> Short problem: Go through the listing beneath this task and return every line that carries the string "JSON".

-- START --

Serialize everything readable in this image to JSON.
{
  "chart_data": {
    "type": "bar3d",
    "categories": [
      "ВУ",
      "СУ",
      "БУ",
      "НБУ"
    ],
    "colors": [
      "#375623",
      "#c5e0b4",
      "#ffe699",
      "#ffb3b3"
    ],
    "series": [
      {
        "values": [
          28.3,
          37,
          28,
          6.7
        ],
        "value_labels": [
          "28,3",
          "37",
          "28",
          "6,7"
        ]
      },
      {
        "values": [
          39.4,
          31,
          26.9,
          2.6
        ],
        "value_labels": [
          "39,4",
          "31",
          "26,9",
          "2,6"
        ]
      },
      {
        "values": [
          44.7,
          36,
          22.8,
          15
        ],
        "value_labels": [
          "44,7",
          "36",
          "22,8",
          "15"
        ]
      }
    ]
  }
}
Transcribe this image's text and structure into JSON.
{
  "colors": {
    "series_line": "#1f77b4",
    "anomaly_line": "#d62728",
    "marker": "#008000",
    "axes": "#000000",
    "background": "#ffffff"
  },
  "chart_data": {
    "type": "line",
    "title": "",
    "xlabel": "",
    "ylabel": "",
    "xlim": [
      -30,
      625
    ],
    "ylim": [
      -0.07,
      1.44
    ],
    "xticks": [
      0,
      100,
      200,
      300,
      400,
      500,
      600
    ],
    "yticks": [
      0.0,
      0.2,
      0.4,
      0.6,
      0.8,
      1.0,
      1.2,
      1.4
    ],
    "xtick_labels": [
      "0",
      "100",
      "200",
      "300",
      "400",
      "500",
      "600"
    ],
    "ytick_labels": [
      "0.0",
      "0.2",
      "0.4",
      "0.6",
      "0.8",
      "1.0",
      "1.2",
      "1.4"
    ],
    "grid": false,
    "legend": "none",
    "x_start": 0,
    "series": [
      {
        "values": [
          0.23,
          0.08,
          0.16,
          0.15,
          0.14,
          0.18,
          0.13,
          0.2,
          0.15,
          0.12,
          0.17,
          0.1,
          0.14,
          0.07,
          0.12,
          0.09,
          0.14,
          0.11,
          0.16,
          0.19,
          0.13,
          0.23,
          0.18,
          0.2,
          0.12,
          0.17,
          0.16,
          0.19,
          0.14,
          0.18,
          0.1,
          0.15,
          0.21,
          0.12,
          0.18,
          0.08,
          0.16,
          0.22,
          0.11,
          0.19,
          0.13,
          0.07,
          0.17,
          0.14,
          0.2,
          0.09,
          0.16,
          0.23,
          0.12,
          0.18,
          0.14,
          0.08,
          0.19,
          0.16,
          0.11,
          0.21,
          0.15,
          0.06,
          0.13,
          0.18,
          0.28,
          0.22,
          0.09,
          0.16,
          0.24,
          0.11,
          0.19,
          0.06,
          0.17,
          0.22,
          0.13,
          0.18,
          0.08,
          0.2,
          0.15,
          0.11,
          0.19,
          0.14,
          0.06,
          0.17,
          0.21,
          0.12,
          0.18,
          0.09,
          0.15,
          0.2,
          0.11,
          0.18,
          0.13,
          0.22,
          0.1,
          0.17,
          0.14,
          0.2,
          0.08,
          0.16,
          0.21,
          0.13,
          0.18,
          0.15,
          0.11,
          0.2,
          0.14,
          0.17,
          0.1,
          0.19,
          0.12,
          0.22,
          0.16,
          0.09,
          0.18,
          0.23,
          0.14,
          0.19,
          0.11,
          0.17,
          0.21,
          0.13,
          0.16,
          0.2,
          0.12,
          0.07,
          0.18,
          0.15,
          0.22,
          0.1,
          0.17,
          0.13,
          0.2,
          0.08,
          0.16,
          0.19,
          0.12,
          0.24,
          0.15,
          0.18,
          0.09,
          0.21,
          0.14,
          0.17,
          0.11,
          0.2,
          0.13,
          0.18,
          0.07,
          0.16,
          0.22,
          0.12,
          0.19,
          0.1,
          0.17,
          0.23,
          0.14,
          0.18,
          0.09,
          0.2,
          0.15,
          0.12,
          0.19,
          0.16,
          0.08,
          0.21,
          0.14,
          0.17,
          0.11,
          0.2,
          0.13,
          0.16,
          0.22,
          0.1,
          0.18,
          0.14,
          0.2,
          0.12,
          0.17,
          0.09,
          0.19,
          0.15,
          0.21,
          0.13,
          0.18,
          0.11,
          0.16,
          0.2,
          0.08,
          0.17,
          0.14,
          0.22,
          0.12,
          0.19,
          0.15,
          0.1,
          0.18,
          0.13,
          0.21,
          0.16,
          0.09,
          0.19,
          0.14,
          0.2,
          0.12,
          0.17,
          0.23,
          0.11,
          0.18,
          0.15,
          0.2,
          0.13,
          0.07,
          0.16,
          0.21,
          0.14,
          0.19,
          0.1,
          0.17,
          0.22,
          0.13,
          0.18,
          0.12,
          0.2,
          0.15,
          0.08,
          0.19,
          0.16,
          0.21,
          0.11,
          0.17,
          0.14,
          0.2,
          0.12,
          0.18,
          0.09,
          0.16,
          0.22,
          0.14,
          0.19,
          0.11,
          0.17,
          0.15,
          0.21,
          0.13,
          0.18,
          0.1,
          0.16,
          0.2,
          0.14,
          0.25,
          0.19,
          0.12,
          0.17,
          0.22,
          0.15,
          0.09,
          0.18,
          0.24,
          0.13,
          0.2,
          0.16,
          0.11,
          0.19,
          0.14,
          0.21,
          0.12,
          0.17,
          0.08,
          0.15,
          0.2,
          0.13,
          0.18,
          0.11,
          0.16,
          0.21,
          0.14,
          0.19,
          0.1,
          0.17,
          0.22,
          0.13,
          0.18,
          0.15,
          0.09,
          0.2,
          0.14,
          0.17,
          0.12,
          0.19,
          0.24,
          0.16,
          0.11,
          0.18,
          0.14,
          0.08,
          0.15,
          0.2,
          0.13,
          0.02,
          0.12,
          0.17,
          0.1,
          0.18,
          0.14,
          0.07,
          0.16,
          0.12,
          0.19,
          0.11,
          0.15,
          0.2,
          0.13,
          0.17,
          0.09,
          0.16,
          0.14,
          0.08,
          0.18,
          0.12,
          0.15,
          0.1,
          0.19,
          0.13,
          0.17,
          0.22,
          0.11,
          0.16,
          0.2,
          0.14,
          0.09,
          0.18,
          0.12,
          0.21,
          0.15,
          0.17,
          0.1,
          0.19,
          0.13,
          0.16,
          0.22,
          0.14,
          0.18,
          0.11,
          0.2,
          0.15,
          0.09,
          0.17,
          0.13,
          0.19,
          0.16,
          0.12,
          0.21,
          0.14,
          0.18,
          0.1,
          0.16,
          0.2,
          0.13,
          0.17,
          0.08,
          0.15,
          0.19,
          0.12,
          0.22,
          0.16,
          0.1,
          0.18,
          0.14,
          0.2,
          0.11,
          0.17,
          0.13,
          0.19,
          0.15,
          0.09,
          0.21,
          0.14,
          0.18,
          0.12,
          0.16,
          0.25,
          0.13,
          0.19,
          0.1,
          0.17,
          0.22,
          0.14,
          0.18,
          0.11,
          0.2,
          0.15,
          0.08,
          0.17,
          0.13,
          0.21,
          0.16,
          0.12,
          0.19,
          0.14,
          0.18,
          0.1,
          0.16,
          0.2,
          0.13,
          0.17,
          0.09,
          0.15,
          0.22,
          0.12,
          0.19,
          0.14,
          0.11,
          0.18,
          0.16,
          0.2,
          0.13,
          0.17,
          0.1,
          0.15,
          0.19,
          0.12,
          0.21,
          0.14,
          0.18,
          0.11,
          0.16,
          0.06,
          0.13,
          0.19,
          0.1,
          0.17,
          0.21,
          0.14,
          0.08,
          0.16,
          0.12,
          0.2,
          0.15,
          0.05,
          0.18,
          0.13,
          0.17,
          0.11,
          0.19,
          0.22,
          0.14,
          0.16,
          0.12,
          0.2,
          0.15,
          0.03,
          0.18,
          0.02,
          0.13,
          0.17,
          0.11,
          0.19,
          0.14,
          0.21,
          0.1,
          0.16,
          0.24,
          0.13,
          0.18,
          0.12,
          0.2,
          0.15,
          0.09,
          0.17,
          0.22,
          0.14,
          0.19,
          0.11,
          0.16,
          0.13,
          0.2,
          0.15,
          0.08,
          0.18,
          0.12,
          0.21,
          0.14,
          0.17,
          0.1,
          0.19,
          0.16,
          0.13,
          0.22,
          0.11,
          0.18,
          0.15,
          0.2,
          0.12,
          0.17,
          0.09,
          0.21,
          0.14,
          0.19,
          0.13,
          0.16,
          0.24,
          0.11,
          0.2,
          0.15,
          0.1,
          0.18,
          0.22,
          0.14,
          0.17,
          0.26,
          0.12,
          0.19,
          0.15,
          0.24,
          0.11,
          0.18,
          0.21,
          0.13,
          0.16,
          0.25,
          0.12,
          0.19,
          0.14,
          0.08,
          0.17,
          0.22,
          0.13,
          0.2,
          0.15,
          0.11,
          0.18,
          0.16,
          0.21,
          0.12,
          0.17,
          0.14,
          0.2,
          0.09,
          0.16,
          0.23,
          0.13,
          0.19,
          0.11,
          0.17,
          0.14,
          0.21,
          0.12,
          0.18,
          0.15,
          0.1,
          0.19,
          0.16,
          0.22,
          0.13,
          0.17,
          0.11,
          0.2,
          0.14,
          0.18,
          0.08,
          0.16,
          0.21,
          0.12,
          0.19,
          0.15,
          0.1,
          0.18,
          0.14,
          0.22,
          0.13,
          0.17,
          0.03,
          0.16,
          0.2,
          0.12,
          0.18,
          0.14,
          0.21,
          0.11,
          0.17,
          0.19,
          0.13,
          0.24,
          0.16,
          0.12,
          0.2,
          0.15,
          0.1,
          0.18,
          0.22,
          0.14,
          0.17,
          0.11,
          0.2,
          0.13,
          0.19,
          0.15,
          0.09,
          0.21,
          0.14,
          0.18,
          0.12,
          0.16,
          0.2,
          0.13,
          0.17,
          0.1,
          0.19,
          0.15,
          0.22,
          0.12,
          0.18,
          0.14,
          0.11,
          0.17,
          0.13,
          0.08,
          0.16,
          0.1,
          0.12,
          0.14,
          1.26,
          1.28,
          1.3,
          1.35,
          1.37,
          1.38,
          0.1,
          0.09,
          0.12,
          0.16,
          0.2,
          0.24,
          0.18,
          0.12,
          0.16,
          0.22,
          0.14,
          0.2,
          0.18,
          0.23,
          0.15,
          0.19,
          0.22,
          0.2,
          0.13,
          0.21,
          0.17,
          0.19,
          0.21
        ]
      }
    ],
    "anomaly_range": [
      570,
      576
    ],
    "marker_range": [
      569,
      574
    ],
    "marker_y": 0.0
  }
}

-- END --

> Exercise output:
Serialize everything readable in this image to JSON.
Transcribe this image's text and structure into JSON.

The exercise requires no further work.